start

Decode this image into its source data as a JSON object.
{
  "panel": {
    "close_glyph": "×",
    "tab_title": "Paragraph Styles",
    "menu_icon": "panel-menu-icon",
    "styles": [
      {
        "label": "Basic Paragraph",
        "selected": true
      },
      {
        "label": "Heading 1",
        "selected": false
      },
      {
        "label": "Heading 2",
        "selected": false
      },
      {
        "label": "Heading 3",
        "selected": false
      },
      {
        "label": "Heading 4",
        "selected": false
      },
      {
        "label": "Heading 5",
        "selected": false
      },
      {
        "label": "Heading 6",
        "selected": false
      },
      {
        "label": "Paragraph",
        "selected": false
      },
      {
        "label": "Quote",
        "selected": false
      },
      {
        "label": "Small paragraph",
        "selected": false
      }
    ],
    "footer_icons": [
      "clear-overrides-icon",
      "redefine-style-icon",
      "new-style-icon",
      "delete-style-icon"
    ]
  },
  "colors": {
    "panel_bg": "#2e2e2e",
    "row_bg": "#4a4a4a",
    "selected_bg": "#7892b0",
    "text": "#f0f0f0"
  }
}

end

What you are asked to do: Working from the listing above, pick out every line that has "label" and copy it.

Exercise response:
        "label": "Basic Paragraph",
        "label": "Heading 1",
        "label": "Heading 2",
        "label": "Heading 3",
        "label": "Heading 4",
        "label": "Heading 5",
        "label": "Heading 6",
        "label": "Paragraph",
        "label": "Quote",
        "label": "Small paragraph",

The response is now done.